_Stated goal_
Below is a set of records; restate each one word for word.

_Provided material_

----------

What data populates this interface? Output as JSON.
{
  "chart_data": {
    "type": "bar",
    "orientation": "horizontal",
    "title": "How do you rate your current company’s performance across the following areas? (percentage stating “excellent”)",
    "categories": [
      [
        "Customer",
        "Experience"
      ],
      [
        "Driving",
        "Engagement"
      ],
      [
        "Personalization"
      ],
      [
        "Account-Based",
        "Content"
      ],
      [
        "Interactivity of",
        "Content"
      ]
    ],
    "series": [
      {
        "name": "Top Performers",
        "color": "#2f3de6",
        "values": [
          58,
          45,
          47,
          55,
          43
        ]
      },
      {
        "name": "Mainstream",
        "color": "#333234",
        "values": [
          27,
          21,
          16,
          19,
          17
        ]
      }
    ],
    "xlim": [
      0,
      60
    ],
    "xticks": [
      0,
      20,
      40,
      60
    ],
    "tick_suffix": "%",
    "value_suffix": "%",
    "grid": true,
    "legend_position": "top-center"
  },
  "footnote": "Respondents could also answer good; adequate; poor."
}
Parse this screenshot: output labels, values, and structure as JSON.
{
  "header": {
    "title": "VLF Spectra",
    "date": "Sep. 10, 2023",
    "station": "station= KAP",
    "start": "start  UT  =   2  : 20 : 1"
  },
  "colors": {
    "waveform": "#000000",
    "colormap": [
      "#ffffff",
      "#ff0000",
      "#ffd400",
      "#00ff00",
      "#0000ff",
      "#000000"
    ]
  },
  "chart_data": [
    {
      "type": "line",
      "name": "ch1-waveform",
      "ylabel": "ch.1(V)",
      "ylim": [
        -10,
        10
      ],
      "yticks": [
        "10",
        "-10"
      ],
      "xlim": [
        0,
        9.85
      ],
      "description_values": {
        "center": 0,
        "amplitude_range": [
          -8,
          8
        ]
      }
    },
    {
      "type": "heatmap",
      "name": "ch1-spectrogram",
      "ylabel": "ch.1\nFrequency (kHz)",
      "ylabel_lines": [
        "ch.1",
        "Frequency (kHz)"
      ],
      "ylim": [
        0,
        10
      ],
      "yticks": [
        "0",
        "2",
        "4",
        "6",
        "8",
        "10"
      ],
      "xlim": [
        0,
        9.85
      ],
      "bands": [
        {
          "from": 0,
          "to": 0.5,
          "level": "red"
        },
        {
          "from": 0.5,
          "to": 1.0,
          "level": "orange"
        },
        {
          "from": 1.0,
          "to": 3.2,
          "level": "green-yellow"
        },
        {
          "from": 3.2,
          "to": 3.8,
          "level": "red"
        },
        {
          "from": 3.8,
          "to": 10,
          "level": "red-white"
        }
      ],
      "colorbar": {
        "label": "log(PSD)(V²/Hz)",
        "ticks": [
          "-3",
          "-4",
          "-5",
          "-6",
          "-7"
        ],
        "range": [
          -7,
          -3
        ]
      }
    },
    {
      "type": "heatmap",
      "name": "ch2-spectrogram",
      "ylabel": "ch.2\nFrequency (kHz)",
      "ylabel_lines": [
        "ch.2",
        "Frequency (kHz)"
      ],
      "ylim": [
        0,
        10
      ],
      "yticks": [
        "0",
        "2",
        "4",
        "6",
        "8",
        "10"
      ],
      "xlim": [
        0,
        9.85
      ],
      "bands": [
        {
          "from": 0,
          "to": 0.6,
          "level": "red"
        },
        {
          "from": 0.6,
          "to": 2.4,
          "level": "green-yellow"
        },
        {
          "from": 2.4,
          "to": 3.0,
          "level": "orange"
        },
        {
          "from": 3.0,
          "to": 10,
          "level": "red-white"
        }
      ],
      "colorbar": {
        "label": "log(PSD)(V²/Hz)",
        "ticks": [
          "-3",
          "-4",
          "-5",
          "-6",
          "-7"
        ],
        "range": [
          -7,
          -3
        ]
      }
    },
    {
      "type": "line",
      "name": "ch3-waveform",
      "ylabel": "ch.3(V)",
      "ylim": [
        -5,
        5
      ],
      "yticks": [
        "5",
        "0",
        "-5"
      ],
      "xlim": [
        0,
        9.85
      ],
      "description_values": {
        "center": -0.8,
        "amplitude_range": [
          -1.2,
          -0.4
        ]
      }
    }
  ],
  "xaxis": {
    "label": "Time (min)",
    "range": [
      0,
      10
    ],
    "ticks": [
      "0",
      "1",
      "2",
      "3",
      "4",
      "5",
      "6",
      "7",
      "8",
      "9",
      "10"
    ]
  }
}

----------

_Task answer_
What data populates this interface? Output as JSON.
{
  "chart_data": {
    "type": "bar",
    "orientation": "horizontal",
    "title": "How do you rate your current company’s performance across the following areas? (percentage stating “excellent”)",
    "categories": [
      [
        "Customer",
        "Experience"
      ],
      [
        "Driving",
        "Engagement"
      ],
      [
        "Personalization"
      ],
      [
        "Account-Based",
        "Content"
      ],
      [
        "Interactivity of",
        "Content"
      ]
    ],
    "series": [
      {
        "name": "Top Performers",
        "color": "#2f3de6",
        "values": [
          58,
          45,
          47,
          55,
          43
        ]
      },
      {
        "name": "Mainstream",
        "color": "#333234",
        "values": [
          27,
          21,
          16,
          19,
          17
        ]
      }
    ],
    "xlim": [
      0,
      60
    ],
    "xticks": [
      0,
      20,
      40,
      60
    ],
    "tick_suffix": "%",
    "value_suffix": "%",
    "grid": true,
    "legend_position": "top-center"
  },
  "footnote": "Respondents could also answer good; adequate; poor."
}
Parse this screenshot: output labels, values, and structure as JSON.
{
  "header": {
    "title": "VLF Spectra",
    "date": "Sep. 10, 2023",
    "station": "station= KAP",
    "start": "start  UT  =   2  : 20 : 1"
  },
  "colors": {
    "waveform": "#000000",
    "colormap": [
      "#ffffff",
      "#ff0000",
      "#ffd400",
      "#00ff00",
      "#0000ff",
      "#000000"
    ]
  },
  "chart_data": [
    {
      "type": "line",
      "name": "ch1-waveform",
      "ylabel": "ch.1(V)",
      "ylim": [
        -10,
        10
      ],
      "yticks": [
        "10",
        "-10"
      ],
      "xlim": [
        0,
        9.85
      ],
      "description_values": {
        "center": 0,
        "amplitude_range": [
          -8,
          8
        ]
      }
    },
    {
      "type": "heatmap",
      "name": "ch1-spectrogram",
      "ylabel": "ch.1\nFrequency (kHz)",
      "ylabel_lines": [
        "ch.1",
        "Frequency (kHz)"
      ],
      "ylim": [
        0,
        10
      ],
      "yticks": [
        "0",
        "2",
        "4",
        "6",
        "8",
        "10"
      ],
      "xlim": [
        0,
        9.85
      ],
      "bands": [
        {
          "from": 0,
          "to": 0.5,
          "level": "red"
        },
        {
          "from": 0.5,
          "to": 1.0,
          "level": "orange"
        },
        {
          "from": 1.0,
          "to": 3.2,
          "level": "green-yellow"
        },
        {
          "from": 3.2,
          "to": 3.8,
          "level": "red"
        },
        {
          "from": 3.8,
          "to": 10,
          "level": "red-white"
        }
      ],
      "colorbar": {
        "label": "log(PSD)(V²/Hz)",
        "ticks": [
          "-3",
          "-4",
          "-5",
          "-6",
          "-7"
        ],
        "range": [
          -7,
          -3
        ]
      }
    },
    {
      "type": "heatmap",
      "name": "ch2-spectrogram",
      "ylabel": "ch.2\nFrequency (kHz)",
      "ylabel_lines": [
        "ch.2",
        "Frequency (kHz)"
      ],
      "ylim": [
        0,
        10
      ],
      "yticks": [
        "0",
        "2",
        "4",
        "6",
        "8",
        "10"
      ],
      "xlim": [
        0,
        9.85
      ],
      "bands": [
        {
          "from": 0,
          "to": 0.6,
          "level": "red"
        },
        {
          "from": 0.6,
          "to": 2.4,
          "level": "green-yellow"
        },
        {
          "from": 2.4,
          "to": 3.0,
          "level": "orange"
        },
        {
          "from": 3.0,
          "to": 10,
          "level": "red-white"
        }
      ],
      "colorbar": {
        "label": "log(PSD)(V²/Hz)",
        "ticks": [
          "-3",
          "-4",
          "-5",
          "-6",
          "-7"
        ],
        "range": [
          -7,
          -3
        ]
      }
    },
    {
      "type": "line",
      "name": "ch3-waveform",
      "ylabel": "ch.3(V)",
      "ylim": [
        -5,
        5
      ],
      "yticks": [
        "5",
        "0",
        "-5"
      ],
      "xlim": [
        0,
        9.85
      ],
      "description_values": {
        "center": -0.8,
        "amplitude_range": [
          -1.2,
          -0.4
        ]
      }
    }
  ],
  "xaxis": {
    "label": "Time (min)",
    "range": [
      0,
      10
    ],
    "ticks": [
      "0",
      "1",
      "2",
      "3",
      "4",
      "5",
      "6",
      "7",
      "8",
      "9",
      "10"
    ]
  }
}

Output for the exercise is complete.